Work to be completed —
Pick up the Yom Kippur article after its final sentence and continue writing it.
Extract to read Start Marker
“Also on the tenth day of this seventh month there shall be a day of atonement: it shall be an holy convocation unto you; and ye shall afflict your souls, and offer an offering made by fire unto the LORD. And ye shall do no work in that same day: for it is a day of atonement, to make an atonement for you before the LORD your God.”
— Leviticus 23:27–28
Yom Kippur, the Day of Atonement, is perhaps the most important holiday of the Jewish year. Yom Kippur is observed on the 10th of Tishri, which this year starts at sunset on Friday, September 13 as the new day begins on the Jewish calendar. All day on the 10th of Tishri, Jews will take off work and fast for this holy and most solemn day of repentance and reconciliation.
It was on this day—the only day—that the High Priest was able to enter the Holy of Holies, and then only after elaborate ceremonial washings, offerings, and associated rituals. This was also the day that two goats were selected, one for an offering and one as the “scapegoat.” As many aspects of the feasts were prophetic, the scapegoat is also Messianic. The ceremonial acts that were to be carried out by the High Priest on Yom Kippur are described in Leviticus 16 (see also Exodus 30:10; Leviticus 23:27–31, 25:9; Numbers 29:7–11). Since the loss of the Temple in 70 A.D., the God-centered observances of the Torah have tragically been replaced with a man-centered, good works system of appeasement through prayer, charity, and penitence.
Yom Kippur traditionally ends with one long note of the Shofar, a musical instrument usually made from a ram’s horn. The significance of the ram’s horn is traditionally rooted in Genesis 22. Here God commands Abraham ”Take now thy son, thine only son Isaac, whom thou lovest, and get thee into the land of Moriah; and offer him there for a burnt offering upon one of the mountains which I will tell thee of.” Abraham is called upon by God to sacrifice his only son, Isaac, as a test of his faith. After God halts the sacrifice at the last minute, Abraham spies a ram trapped by his horns in a nearby thicket and offers the animal instead as a sacrifice.
Extract to read End Marker
Source information Start Marker
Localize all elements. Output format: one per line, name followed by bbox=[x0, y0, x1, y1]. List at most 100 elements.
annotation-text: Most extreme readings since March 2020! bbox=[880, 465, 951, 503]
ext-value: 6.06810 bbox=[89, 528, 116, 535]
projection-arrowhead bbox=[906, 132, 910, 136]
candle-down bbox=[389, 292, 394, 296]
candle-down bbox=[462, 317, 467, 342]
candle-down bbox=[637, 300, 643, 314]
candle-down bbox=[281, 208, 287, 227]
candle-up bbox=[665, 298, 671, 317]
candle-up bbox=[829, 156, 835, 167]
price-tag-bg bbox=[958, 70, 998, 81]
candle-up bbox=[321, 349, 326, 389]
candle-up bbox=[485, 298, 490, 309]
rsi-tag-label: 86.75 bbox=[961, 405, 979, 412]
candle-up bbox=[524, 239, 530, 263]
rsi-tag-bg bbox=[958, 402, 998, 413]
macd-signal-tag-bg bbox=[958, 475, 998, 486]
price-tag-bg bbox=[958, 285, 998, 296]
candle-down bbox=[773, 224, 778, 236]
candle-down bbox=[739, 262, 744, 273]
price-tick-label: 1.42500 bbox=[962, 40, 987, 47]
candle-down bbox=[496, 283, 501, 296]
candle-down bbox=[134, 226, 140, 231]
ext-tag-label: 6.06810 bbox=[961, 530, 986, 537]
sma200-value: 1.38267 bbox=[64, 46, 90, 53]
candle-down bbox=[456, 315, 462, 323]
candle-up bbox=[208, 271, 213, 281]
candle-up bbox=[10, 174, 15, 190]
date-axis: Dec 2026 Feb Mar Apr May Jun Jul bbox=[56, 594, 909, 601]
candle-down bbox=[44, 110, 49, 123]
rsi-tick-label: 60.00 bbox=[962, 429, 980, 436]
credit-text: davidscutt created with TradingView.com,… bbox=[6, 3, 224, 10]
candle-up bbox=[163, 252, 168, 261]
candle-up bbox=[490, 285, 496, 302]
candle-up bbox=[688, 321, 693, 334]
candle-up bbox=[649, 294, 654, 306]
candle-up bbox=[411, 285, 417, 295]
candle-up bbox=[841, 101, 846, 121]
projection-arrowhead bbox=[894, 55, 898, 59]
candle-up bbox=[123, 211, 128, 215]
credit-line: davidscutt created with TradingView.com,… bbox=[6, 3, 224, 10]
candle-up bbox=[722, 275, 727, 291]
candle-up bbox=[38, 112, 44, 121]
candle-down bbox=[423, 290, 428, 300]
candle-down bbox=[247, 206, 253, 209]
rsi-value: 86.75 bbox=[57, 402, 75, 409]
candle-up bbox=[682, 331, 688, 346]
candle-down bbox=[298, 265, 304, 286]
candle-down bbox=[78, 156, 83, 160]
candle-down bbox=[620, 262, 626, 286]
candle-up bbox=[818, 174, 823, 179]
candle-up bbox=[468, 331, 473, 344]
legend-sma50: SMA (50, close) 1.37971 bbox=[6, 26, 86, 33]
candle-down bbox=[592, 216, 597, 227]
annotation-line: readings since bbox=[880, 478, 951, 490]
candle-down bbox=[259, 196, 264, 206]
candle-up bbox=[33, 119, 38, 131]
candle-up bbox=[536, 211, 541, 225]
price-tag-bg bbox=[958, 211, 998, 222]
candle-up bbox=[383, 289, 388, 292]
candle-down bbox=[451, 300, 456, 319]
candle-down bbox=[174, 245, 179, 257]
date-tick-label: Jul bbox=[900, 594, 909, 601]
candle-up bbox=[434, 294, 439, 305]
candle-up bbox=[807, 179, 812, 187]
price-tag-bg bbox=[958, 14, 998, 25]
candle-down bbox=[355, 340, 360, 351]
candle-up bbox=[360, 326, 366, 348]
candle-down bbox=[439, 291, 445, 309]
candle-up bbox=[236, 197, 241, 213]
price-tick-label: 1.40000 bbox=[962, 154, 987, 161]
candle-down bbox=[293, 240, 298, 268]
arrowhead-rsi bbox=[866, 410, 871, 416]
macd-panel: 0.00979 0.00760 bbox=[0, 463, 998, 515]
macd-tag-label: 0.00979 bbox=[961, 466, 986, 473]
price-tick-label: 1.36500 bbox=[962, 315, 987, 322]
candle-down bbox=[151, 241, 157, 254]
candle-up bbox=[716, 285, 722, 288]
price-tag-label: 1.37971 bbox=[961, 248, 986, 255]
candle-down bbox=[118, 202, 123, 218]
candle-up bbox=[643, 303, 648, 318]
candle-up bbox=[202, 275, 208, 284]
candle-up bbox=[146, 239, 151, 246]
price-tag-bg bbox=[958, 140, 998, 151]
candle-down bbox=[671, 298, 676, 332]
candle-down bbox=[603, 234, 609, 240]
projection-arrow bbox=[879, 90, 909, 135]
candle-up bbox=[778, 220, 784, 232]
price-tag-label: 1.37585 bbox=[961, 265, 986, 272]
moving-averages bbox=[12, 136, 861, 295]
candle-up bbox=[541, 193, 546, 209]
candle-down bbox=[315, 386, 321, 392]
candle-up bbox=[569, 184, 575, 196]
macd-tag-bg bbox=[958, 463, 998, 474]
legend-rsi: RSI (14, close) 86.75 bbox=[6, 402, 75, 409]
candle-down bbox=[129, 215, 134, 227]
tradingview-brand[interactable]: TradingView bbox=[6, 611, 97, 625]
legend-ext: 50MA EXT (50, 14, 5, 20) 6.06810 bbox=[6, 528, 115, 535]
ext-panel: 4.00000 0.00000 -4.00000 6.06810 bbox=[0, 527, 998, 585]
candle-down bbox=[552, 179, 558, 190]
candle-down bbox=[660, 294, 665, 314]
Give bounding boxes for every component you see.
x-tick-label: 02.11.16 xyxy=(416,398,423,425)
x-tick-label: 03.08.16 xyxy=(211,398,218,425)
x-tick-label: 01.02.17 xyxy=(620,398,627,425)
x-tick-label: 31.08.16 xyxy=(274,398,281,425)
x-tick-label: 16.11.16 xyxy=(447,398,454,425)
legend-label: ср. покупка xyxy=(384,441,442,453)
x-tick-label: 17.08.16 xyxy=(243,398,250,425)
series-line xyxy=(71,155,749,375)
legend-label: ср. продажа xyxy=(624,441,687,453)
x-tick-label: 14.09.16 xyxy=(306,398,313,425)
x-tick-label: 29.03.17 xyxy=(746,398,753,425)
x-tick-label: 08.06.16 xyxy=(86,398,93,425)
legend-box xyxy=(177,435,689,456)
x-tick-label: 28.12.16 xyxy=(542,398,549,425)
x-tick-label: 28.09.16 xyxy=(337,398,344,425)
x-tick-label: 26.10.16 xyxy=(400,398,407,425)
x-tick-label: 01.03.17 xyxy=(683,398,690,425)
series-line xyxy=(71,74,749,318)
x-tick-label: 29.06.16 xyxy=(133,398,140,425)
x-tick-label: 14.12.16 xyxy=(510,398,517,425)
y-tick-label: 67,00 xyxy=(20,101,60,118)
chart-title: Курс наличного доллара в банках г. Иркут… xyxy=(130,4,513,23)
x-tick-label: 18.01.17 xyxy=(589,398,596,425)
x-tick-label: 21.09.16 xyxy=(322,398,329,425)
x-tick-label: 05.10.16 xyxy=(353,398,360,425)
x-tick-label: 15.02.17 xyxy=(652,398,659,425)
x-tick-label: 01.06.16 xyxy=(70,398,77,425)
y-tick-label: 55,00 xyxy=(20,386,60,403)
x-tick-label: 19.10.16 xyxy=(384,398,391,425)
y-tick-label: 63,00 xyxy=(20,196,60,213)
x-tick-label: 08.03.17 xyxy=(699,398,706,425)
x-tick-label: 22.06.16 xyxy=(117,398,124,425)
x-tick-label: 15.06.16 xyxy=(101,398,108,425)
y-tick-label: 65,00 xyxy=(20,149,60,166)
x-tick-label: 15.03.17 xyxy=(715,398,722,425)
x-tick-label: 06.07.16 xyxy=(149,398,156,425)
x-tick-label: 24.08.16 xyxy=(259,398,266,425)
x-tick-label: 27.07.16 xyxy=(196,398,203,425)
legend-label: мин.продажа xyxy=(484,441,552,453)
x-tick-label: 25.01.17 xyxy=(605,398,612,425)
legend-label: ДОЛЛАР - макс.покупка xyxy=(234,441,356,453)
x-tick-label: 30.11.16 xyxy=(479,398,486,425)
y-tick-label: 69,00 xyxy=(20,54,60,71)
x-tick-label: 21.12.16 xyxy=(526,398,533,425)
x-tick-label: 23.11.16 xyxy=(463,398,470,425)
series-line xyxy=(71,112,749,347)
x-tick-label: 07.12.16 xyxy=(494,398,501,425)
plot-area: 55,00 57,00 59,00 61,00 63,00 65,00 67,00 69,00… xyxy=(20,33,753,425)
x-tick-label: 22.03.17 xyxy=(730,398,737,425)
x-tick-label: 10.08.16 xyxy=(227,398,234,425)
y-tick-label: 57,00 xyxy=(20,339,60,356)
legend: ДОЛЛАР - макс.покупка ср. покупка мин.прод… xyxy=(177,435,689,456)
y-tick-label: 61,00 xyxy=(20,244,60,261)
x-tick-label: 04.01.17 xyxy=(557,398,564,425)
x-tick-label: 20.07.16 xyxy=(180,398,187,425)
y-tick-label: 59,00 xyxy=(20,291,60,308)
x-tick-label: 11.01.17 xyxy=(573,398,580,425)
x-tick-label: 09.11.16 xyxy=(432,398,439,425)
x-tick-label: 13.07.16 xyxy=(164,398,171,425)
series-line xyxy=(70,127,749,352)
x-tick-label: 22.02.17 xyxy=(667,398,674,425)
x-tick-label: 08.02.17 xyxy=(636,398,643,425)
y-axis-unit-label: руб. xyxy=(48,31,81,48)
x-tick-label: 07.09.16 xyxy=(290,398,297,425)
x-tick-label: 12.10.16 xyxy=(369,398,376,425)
Source information End Marker
Expected answer —
It is interesting to note that this is the first instance in which the word “love” appears in Scripture. God commands Abraham to sacrifice “thine only son Issac, whom thou lovest.” In this passage Issac is identified as Abraham’s only son, but what about Ishmael? If you examine this passage of scripture in detail it becomes clear that Abraham was acting out prophecy. This strange event was a foreshadowing of Christ’s death on the cross as a substitutionary offering for our sins. In fact, it may have even taken place at the very same spot where the “only begotten Son” of God was later crucified.
Woven throughout the Old Testament feasts is the foreshadowing of God’s plan for the redemption of mankind. Those of us who have placed our trust in Jesus Christ are able to enter behind the veil and stand in the Holy of Holies. We have forgiveness because of the sacrificial death of Jesus Christ on the cross. He is our scapegoat. His blood was sprinkled for our atonement, and because of him we are cleansed and made holy before God.